Given exercise: Gather, from the listing beneath this task, every line holding the string "screenshot".

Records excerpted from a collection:
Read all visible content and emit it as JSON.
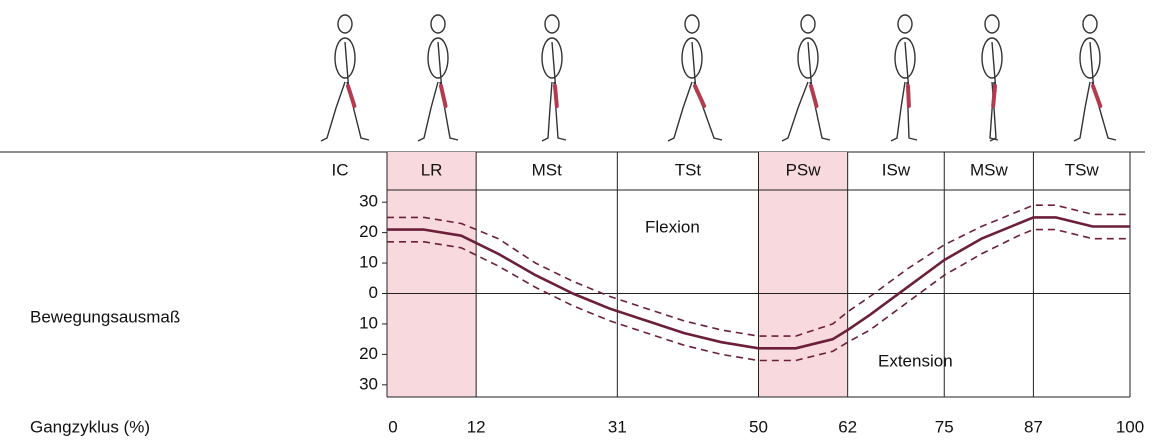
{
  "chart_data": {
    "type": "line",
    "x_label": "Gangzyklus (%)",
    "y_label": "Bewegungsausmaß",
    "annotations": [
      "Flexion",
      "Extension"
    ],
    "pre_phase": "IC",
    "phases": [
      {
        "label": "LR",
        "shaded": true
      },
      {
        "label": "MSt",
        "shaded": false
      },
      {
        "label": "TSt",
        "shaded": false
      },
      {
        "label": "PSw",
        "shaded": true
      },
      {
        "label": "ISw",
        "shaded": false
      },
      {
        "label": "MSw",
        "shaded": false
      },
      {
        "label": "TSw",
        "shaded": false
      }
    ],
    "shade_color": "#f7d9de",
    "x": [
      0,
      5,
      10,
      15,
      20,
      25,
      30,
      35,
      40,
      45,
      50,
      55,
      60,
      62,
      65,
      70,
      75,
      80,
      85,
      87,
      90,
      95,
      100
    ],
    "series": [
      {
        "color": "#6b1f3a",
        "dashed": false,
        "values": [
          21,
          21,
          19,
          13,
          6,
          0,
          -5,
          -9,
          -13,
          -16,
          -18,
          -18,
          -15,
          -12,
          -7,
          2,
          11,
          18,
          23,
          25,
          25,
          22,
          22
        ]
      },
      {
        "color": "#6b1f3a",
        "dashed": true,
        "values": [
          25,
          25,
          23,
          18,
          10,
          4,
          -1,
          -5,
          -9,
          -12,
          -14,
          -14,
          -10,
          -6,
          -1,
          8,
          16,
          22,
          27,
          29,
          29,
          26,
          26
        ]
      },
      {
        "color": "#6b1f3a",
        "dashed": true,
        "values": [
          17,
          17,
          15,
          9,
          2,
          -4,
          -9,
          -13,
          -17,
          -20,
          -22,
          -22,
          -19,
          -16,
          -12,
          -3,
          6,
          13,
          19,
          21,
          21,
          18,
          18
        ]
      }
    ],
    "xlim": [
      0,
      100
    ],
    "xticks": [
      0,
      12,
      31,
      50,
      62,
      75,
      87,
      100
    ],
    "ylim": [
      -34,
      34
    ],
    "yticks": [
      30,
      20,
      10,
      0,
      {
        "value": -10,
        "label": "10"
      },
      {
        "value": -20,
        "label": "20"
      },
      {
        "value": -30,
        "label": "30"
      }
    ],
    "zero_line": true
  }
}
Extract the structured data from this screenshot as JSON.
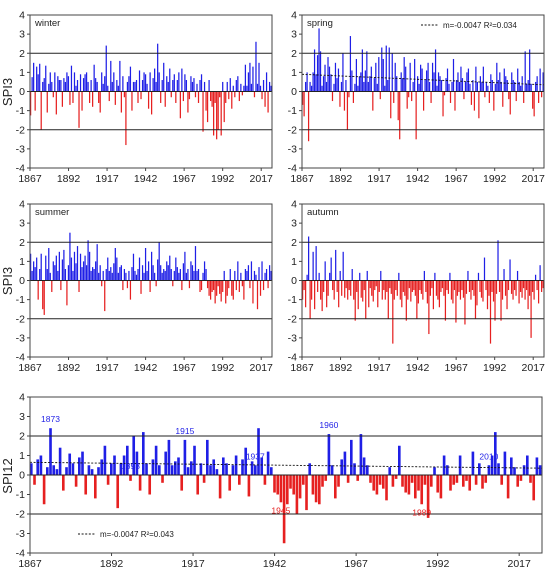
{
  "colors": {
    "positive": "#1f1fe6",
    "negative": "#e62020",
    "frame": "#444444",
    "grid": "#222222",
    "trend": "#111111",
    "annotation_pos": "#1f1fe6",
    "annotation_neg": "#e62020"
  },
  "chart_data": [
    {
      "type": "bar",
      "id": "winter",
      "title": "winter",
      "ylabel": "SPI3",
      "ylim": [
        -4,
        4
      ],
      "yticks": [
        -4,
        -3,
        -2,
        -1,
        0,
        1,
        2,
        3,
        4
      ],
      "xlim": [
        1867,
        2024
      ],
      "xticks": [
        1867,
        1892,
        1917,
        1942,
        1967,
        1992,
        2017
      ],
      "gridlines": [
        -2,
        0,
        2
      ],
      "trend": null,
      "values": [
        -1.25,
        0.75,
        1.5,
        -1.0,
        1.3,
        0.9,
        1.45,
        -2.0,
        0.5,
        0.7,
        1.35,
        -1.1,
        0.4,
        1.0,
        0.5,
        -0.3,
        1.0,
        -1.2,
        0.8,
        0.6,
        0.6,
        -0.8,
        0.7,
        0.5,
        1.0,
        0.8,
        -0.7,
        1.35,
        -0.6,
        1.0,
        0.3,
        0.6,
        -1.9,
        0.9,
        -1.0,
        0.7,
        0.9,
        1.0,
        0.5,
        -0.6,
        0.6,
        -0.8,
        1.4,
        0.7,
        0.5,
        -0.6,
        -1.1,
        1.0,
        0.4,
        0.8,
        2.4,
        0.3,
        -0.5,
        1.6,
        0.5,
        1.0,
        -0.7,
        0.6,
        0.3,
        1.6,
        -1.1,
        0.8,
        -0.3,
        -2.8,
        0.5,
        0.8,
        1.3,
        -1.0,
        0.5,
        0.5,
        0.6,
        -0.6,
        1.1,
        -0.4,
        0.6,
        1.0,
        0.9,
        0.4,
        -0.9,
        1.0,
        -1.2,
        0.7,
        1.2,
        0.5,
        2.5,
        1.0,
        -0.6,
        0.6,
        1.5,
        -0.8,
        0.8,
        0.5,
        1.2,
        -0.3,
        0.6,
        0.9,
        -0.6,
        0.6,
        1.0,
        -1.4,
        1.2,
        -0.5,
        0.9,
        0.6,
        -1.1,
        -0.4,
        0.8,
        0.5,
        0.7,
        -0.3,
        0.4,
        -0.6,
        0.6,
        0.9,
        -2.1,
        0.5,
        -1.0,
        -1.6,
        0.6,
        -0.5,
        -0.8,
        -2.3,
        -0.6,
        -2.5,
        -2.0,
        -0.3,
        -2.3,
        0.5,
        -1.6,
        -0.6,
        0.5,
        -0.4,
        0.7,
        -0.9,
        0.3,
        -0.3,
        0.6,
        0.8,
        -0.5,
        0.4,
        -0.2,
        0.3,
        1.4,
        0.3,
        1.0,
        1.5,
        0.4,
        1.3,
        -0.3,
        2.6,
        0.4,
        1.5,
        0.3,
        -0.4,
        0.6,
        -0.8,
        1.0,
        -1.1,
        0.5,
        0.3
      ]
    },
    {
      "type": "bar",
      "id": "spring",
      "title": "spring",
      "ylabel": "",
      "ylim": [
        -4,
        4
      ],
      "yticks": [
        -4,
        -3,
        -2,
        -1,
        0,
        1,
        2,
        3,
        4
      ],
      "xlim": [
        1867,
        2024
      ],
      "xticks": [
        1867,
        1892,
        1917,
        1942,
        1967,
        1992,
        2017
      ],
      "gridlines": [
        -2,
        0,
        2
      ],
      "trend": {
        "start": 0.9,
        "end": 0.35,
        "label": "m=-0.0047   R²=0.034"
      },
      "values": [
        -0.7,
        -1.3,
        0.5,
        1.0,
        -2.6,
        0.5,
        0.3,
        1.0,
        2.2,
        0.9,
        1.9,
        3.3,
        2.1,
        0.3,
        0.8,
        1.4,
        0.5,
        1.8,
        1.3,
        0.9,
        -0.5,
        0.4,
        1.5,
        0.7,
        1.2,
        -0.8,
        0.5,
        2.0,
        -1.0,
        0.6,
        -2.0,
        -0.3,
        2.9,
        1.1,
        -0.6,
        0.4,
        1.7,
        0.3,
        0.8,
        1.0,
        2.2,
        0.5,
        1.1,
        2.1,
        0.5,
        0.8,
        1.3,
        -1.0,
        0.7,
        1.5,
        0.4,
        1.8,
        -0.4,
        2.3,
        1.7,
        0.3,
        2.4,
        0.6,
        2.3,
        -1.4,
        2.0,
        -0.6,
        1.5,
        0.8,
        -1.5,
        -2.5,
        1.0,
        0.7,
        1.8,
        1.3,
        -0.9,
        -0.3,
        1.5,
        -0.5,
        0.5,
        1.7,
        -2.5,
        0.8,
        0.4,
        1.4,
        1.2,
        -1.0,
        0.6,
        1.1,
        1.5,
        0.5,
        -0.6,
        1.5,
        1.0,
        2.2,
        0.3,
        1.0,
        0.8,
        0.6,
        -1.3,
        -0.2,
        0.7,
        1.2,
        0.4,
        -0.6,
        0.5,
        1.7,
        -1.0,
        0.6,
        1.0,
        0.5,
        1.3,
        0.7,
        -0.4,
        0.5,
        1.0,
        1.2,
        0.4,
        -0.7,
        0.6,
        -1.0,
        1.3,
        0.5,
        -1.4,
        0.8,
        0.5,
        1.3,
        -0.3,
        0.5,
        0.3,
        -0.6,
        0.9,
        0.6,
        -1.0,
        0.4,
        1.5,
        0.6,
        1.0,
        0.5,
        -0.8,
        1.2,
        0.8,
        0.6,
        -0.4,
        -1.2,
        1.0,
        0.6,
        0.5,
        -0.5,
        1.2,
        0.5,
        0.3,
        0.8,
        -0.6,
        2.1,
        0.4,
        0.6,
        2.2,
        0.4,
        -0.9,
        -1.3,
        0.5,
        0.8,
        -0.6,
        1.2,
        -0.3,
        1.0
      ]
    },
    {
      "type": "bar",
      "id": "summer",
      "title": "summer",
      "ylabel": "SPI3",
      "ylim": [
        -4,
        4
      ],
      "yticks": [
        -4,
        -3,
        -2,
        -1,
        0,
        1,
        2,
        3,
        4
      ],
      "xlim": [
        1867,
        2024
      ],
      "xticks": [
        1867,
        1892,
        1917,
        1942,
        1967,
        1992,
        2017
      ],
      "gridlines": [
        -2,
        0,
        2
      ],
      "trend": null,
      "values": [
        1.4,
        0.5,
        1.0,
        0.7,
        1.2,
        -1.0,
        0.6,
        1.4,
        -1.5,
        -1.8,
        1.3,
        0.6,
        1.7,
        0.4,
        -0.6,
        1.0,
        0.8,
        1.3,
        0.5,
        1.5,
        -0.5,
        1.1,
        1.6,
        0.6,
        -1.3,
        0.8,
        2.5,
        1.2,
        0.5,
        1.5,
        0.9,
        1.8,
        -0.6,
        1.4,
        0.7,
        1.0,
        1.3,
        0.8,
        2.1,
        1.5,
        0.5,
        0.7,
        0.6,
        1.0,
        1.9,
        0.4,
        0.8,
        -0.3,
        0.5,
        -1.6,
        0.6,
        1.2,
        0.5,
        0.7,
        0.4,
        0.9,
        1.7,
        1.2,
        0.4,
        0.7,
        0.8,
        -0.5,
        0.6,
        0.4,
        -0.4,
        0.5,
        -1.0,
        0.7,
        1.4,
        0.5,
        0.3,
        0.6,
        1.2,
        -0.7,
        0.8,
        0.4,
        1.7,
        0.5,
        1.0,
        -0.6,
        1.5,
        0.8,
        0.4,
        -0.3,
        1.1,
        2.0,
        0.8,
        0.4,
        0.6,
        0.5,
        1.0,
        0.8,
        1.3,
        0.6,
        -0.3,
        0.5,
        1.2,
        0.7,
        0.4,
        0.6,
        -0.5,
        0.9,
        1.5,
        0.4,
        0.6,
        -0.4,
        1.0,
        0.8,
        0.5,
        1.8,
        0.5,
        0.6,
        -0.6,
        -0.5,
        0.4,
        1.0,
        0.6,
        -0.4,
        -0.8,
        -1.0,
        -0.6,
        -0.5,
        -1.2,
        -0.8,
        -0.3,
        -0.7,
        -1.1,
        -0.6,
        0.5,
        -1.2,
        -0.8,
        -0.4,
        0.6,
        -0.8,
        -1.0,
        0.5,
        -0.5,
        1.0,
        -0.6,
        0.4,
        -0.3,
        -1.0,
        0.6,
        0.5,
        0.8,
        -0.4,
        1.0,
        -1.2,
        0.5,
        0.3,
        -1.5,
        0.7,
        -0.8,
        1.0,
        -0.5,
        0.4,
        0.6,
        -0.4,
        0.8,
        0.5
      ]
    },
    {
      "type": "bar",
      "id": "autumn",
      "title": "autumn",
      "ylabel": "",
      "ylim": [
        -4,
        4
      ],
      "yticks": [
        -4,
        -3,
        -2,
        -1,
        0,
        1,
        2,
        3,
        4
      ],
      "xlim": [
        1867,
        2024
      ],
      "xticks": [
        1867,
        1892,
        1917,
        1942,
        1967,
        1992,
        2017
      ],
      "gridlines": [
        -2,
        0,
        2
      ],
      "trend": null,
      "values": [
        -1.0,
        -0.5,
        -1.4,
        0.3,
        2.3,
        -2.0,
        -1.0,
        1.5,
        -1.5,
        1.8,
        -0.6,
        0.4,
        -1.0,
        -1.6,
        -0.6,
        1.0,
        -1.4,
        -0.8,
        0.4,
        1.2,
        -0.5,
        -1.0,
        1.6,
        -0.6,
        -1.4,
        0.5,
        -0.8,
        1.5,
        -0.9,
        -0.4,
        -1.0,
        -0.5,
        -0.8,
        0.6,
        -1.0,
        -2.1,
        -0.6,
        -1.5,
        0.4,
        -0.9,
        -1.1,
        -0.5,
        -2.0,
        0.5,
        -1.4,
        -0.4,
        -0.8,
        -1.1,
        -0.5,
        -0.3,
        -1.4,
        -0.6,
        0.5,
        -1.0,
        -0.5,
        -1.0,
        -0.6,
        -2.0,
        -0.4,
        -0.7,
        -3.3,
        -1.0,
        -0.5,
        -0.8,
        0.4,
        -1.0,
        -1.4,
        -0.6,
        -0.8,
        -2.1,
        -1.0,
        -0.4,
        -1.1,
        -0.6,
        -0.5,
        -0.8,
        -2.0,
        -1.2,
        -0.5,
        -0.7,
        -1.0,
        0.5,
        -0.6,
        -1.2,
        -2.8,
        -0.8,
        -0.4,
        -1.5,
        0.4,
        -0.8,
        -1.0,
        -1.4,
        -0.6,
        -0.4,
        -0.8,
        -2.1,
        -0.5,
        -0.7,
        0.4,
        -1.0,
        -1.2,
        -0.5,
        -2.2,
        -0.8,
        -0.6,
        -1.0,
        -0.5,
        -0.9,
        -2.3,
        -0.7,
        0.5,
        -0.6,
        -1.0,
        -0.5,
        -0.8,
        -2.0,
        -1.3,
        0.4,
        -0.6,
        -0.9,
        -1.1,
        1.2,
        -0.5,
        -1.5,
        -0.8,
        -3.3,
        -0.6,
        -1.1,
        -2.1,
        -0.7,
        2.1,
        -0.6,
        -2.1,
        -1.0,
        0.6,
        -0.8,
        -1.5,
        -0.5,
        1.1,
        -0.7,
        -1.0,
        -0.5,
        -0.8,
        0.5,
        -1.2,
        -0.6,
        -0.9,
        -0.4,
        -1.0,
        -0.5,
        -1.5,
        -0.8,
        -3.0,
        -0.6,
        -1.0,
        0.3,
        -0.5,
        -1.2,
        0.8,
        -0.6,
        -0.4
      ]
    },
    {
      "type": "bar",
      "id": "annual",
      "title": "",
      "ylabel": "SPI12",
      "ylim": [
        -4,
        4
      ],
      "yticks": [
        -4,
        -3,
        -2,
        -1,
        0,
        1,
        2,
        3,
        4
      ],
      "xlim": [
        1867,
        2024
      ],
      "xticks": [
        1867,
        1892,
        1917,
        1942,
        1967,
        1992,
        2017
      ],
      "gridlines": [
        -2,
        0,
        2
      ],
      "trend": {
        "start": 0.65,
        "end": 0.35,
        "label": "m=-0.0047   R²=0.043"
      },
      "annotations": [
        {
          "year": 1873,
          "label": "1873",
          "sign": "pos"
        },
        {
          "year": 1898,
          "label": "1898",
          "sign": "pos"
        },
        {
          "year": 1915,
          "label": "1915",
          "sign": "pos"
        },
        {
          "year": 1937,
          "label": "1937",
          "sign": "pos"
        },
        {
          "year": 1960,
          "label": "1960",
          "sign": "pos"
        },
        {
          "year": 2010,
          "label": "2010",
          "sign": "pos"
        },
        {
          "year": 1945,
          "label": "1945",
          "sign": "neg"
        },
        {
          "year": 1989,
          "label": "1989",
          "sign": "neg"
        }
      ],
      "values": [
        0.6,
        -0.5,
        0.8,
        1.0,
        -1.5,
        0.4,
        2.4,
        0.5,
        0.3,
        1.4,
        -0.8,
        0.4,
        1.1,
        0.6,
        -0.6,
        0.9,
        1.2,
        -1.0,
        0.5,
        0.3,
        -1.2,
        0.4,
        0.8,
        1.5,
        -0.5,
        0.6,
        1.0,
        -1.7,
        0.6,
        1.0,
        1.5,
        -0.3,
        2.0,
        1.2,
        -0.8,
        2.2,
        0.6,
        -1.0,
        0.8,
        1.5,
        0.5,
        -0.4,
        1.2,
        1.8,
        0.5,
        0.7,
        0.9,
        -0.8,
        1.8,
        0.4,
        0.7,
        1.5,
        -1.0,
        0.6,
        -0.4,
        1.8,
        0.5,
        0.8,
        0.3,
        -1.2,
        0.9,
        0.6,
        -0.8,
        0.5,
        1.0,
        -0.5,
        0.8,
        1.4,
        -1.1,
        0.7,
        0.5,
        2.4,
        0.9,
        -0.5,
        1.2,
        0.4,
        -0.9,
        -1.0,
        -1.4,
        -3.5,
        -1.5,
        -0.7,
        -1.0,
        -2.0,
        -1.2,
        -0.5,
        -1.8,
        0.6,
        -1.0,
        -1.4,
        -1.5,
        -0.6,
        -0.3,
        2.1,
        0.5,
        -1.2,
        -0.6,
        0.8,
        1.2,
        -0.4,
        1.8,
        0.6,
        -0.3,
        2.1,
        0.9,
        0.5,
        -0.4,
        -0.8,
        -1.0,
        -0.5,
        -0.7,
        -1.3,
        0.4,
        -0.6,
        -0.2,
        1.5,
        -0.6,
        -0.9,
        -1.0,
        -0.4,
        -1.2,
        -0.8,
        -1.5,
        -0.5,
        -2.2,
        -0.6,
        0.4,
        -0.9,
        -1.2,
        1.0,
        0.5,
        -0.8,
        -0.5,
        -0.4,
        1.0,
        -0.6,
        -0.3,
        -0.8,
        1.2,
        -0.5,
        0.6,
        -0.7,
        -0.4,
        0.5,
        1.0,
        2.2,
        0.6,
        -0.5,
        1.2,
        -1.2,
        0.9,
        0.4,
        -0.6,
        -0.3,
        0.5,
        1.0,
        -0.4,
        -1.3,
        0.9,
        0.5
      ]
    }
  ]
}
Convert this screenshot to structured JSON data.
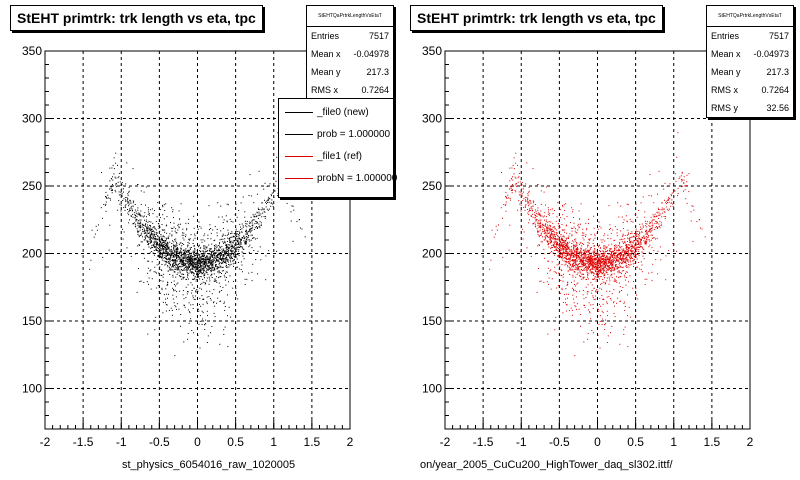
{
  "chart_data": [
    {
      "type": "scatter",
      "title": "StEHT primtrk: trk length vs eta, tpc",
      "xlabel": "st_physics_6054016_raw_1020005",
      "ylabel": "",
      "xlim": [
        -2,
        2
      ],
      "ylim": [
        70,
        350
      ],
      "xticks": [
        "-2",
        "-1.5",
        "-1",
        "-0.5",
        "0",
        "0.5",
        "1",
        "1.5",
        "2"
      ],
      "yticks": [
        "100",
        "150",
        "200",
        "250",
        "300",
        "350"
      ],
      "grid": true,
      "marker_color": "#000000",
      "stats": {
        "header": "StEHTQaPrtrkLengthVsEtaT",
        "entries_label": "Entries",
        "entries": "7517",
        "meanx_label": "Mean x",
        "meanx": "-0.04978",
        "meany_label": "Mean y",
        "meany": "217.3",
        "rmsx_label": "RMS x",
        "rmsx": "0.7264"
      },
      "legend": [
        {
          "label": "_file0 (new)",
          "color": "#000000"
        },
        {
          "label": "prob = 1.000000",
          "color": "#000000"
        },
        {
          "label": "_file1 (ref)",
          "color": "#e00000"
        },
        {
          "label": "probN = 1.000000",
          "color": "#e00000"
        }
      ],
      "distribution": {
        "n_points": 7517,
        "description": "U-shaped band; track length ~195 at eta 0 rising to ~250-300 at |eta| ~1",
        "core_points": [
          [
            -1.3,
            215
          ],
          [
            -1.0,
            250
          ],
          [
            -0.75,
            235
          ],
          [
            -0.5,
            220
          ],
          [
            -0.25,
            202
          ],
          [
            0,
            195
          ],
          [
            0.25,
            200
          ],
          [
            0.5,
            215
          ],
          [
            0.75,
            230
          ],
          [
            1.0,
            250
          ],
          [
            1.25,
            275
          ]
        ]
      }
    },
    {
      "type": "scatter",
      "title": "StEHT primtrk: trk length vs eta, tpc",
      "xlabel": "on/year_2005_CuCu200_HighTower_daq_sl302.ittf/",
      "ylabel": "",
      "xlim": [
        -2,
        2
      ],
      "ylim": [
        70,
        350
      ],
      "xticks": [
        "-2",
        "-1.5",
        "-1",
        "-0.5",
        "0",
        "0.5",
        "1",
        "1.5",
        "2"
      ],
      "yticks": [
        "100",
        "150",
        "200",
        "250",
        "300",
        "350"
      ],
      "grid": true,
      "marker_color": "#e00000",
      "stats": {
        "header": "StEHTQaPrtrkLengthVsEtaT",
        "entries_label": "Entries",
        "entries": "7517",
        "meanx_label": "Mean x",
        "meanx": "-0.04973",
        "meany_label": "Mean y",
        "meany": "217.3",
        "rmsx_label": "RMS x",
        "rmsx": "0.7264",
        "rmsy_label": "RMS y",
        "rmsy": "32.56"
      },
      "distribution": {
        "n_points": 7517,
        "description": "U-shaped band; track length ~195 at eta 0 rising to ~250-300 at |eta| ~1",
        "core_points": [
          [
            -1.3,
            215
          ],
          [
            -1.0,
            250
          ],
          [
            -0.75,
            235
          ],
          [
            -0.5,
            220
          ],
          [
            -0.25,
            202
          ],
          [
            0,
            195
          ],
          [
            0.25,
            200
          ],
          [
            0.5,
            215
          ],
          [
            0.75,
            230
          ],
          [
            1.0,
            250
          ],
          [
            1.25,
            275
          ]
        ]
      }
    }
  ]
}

Solution for this exercise:
Extract the structured data from this screenshot as JSON.
Convert this screenshot to structured JSON data.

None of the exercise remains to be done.